Work required: Transcribe the listing below word for word.

Data to process:
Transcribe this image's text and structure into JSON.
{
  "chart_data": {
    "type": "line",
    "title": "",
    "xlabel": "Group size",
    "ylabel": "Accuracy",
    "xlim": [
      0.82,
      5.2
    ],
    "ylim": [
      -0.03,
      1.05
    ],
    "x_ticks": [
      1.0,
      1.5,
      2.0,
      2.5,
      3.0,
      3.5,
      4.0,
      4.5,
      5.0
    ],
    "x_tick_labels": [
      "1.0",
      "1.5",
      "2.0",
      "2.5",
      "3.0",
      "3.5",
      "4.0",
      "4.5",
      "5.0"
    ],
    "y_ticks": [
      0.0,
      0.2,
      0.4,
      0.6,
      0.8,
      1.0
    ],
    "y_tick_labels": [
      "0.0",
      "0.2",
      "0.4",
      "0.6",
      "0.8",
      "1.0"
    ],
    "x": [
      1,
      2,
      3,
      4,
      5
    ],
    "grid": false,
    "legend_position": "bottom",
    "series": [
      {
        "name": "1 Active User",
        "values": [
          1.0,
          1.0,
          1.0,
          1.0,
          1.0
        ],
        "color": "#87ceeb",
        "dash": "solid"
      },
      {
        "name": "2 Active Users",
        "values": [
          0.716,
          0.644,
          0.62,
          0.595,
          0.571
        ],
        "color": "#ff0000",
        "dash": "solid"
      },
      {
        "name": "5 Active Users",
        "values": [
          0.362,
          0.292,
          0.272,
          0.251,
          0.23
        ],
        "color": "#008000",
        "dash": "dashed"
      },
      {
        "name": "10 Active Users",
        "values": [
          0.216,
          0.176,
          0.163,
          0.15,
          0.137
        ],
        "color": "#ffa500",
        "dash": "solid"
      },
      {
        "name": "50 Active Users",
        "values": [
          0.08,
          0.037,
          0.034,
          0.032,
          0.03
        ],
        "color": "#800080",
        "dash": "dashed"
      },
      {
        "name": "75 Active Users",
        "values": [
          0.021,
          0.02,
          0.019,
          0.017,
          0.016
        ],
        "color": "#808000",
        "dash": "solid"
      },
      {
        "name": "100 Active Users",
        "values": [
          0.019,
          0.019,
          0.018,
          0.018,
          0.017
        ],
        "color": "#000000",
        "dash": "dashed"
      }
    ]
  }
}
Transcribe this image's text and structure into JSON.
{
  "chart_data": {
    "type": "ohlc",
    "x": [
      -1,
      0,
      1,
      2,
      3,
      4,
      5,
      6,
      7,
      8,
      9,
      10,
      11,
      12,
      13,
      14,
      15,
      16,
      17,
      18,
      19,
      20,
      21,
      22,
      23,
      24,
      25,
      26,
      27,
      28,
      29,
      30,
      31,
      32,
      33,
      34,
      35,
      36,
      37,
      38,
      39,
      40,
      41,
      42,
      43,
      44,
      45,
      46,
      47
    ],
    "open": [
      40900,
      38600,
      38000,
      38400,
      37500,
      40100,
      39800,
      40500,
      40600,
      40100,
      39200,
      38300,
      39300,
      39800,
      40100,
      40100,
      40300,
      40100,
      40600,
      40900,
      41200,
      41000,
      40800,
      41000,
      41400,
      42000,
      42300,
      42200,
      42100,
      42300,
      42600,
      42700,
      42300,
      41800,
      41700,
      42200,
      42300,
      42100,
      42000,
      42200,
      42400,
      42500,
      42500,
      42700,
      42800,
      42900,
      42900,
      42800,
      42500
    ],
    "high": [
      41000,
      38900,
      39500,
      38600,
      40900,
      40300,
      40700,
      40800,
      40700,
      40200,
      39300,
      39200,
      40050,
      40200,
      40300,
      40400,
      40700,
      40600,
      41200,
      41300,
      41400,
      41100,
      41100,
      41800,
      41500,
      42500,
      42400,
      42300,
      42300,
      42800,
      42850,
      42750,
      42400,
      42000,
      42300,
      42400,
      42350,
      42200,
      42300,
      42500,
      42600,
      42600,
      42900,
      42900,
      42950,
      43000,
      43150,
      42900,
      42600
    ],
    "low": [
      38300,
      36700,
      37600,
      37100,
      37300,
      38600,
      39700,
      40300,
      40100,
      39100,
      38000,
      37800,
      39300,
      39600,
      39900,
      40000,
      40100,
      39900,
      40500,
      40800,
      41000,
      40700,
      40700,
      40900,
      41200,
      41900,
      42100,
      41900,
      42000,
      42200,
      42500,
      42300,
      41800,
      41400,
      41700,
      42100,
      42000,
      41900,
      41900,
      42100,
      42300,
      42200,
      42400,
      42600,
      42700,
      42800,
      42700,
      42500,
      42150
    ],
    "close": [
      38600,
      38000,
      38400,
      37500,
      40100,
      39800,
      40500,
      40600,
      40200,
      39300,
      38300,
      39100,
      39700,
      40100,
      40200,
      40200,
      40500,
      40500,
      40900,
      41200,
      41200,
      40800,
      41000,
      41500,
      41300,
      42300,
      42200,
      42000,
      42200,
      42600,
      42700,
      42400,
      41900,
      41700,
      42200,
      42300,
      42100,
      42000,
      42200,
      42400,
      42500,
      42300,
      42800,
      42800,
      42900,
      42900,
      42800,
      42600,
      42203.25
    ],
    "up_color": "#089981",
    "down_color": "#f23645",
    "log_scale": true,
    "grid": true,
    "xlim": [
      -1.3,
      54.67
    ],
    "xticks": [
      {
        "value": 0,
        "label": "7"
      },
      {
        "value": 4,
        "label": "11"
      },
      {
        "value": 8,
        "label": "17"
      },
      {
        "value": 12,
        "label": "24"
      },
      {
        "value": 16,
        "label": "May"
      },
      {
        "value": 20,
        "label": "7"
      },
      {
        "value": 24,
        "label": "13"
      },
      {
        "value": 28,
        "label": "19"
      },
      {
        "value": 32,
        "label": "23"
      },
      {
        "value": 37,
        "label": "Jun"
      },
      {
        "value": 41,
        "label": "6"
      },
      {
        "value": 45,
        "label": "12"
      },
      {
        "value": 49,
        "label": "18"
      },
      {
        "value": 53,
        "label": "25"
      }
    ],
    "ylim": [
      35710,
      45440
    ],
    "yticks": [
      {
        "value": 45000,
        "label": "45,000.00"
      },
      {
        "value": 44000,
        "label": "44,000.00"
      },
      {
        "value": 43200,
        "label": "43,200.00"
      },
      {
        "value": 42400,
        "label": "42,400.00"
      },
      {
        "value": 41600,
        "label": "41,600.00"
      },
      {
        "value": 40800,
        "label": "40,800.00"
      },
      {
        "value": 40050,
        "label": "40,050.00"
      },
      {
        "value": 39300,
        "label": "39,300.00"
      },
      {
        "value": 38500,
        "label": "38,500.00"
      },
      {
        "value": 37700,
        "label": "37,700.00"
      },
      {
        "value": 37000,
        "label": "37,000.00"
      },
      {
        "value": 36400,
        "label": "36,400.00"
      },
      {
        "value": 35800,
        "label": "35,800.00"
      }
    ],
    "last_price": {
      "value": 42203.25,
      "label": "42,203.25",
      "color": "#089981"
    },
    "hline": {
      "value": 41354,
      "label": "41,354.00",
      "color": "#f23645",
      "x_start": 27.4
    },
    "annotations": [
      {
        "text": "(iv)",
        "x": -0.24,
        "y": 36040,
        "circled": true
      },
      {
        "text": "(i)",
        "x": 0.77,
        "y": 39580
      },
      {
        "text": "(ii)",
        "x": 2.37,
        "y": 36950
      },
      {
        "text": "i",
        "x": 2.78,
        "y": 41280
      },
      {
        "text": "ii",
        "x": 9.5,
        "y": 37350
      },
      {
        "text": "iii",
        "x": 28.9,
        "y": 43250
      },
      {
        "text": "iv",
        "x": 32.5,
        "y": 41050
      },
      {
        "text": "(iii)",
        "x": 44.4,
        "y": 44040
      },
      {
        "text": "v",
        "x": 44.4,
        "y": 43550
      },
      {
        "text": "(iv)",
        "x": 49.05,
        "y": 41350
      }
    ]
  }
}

Exercise answer:
Transcribe this image's text and structure into JSON.
{
  "chart_data": {
    "type": "line",
    "title": "",
    "xlabel": "Group size",
    "ylabel": "Accuracy",
    "xlim": [
      0.82,
      5.2
    ],
    "ylim": [
      -0.03,
      1.05
    ],
    "x_ticks": [
      1.0,
      1.5,
      2.0,
      2.5,
      3.0,
      3.5,
      4.0,
      4.5,
      5.0
    ],
    "x_tick_labels": [
      "1.0",
      "1.5",
      "2.0",
      "2.5",
      "3.0",
      "3.5",
      "4.0",
      "4.5",
      "5.0"
    ],
    "y_ticks": [
      0.0,
      0.2,
      0.4,
      0.6,
      0.8,
      1.0
    ],
    "y_tick_labels": [
      "0.0",
      "0.2",
      "0.4",
      "0.6",
      "0.8",
      "1.0"
    ],
    "x": [
      1,
      2,
      3,
      4,
      5
    ],
    "grid": false,
    "legend_position": "bottom",
    "series": [
      {
        "name": "1 Active User",
        "values": [
          1.0,
          1.0,
          1.0,
          1.0,
          1.0
        ],
        "color": "#87ceeb",
        "dash": "solid"
      },
      {
        "name": "2 Active Users",
        "values": [
          0.716,
          0.644,
          0.62,
          0.595,
          0.571
        ],
        "color": "#ff0000",
        "dash": "solid"
      },
      {
        "name": "5 Active Users",
        "values": [
          0.362,
          0.292,
          0.272,
          0.251,
          0.23
        ],
        "color": "#008000",
        "dash": "dashed"
      },
      {
        "name": "10 Active Users",
        "values": [
          0.216,
          0.176,
          0.163,
          0.15,
          0.137
        ],
        "color": "#ffa500",
        "dash": "solid"
      },
      {
        "name": "50 Active Users",
        "values": [
          0.08,
          0.037,
          0.034,
          0.032,
          0.03
        ],
        "color": "#800080",
        "dash": "dashed"
      },
      {
        "name": "75 Active Users",
        "values": [
          0.021,
          0.02,
          0.019,
          0.017,
          0.016
        ],
        "color": "#808000",
        "dash": "solid"
      },
      {
        "name": "100 Active Users",
        "values": [
          0.019,
          0.019,
          0.018,
          0.018,
          0.017
        ],
        "color": "#000000",
        "dash": "dashed"
      }
    ]
  }
}
Transcribe this image's text and structure into JSON.
{
  "chart_data": {
    "type": "ohlc",
    "x": [
      -1,
      0,
      1,
      2,
      3,
      4,
      5,
      6,
      7,
      8,
      9,
      10,
      11,
      12,
      13,
      14,
      15,
      16,
      17,
      18,
      19,
      20,
      21,
      22,
      23,
      24,
      25,
      26,
      27,
      28,
      29,
      30,
      31,
      32,
      33,
      34,
      35,
      36,
      37,
      38,
      39,
      40,
      41,
      42,
      43,
      44,
      45,
      46,
      47
    ],
    "open": [
      40900,
      38600,
      38000,
      38400,
      37500,
      40100,
      39800,
      40500,
      40600,
      40100,
      39200,
      38300,
      39300,
      39800,
      40100,
      40100,
      40300,
      40100,
      40600,
      40900,
      41200,
      41000,
      40800,
      41000,
      41400,
      42000,
      42300,
      42200,
      42100,
      42300,
      42600,
      42700,
      42300,
      41800,
      41700,
      42200,
      42300,
      42100,
      42000,
      42200,
      42400,
      42500,
      42500,
      42700,
      42800,
      42900,
      42900,
      42800,
      42500
    ],
    "high": [
      41000,
      38900,
      39500,
      38600,
      40900,
      40300,
      40700,
      40800,
      40700,
      40200,
      39300,
      39200,
      40050,
      40200,
      40300,
      40400,
      40700,
      40600,
      41200,
      41300,
      41400,
      41100,
      41100,
      41800,
      41500,
      42500,
      42400,
      42300,
      42300,
      42800,
      42850,
      42750,
      42400,
      42000,
      42300,
      42400,
      42350,
      42200,
      42300,
      42500,
      42600,
      42600,
      42900,
      42900,
      42950,
      43000,
      43150,
      42900,
      42600
    ],
    "low": [
      38300,
      36700,
      37600,
      37100,
      37300,
      38600,
      39700,
      40300,
      40100,
      39100,
      38000,
      37800,
      39300,
      39600,
      39900,
      40000,
      40100,
      39900,
      40500,
      40800,
      41000,
      40700,
      40700,
      40900,
      41200,
      41900,
      42100,
      41900,
      42000,
      42200,
      42500,
      42300,
      41800,
      41400,
      41700,
      42100,
      42000,
      41900,
      41900,
      42100,
      42300,
      42200,
      42400,
      42600,
      42700,
      42800,
      42700,
      42500,
      42150
    ],
    "close": [
      38600,
      38000,
      38400,
      37500,
      40100,
      39800,
      40500,
      40600,
      40200,
      39300,
      38300,
      39100,
      39700,
      40100,
      40200,
      40200,
      40500,
      40500,
      40900,
      41200,
      41200,
      40800,
      41000,
      41500,
      41300,
      42300,
      42200,
      42000,
      42200,
      42600,
      42700,
      42400,
      41900,
      41700,
      42200,
      42300,
      42100,
      42000,
      42200,
      42400,
      42500,
      42300,
      42800,
      42800,
      42900,
      42900,
      42800,
      42600,
      42203.25
    ],
    "up_color": "#089981",
    "down_color": "#f23645",
    "log_scale": true,
    "grid": true,
    "xlim": [
      -1.3,
      54.67
    ],
    "xticks": [
      {
        "value": 0,
        "label": "7"
      },
      {
        "value": 4,
        "label": "11"
      },
      {
        "value": 8,
        "label": "17"
      },
      {
        "value": 12,
        "label": "24"
      },
      {
        "value": 16,
        "label": "May"
      },
      {
        "value": 20,
        "label": "7"
      },
      {
        "value": 24,
        "label": "13"
      },
      {
        "value": 28,
        "label": "19"
      },
      {
        "value": 32,
        "label": "23"
      },
      {
        "value": 37,
        "label": "Jun"
      },
      {
        "value": 41,
        "label": "6"
      },
      {
        "value": 45,
        "label": "12"
      },
      {
        "value": 49,
        "label": "18"
      },
      {
        "value": 53,
        "label": "25"
      }
    ],
    "ylim": [
      35710,
      45440
    ],
    "yticks": [
      {
        "value": 45000,
        "label": "45,000.00"
      },
      {
        "value": 44000,
        "label": "44,000.00"
      },
      {
        "value": 43200,
        "label": "43,200.00"
      },
      {
        "value": 42400,
        "label": "42,400.00"
      },
      {
        "value": 41600,
        "label": "41,600.00"
      },
      {
        "value": 40800,
        "label": "40,800.00"
      },
      {
        "value": 40050,
        "label": "40,050.00"
      },
      {
        "value": 39300,
        "label": "39,300.00"
      },
      {
        "value": 38500,
        "label": "38,500.00"
      },
      {
        "value": 37700,
        "label": "37,700.00"
      },
      {
        "value": 37000,
        "label": "37,000.00"
      },
      {
        "value": 36400,
        "label": "36,400.00"
      },
      {
        "value": 35800,
        "label": "35,800.00"
      }
    ],
    "last_price": {
      "value": 42203.25,
      "label": "42,203.25",
      "color": "#089981"
    },
    "hline": {
      "value": 41354,
      "label": "41,354.00",
      "color": "#f23645",
      "x_start": 27.4
    },
    "annotations": [
      {
        "text": "(iv)",
        "x": -0.24,
        "y": 36040,
        "circled": true
      },
      {
        "text": "(i)",
        "x": 0.77,
        "y": 39580
      },
      {
        "text": "(ii)",
        "x": 2.37,
        "y": 36950
      },
      {
        "text": "i",
        "x": 2.78,
        "y": 41280
      },
      {
        "text": "ii",
        "x": 9.5,
        "y": 37350
      },
      {
        "text": "iii",
        "x": 28.9,
        "y": 43250
      },
      {
        "text": "iv",
        "x": 32.5,
        "y": 41050
      },
      {
        "text": "(iii)",
        "x": 44.4,
        "y": 44040
      },
      {
        "text": "v",
        "x": 44.4,
        "y": 43550
      },
      {
        "text": "(iv)",
        "x": 49.05,
        "y": 41350
      }
    ]
  }
}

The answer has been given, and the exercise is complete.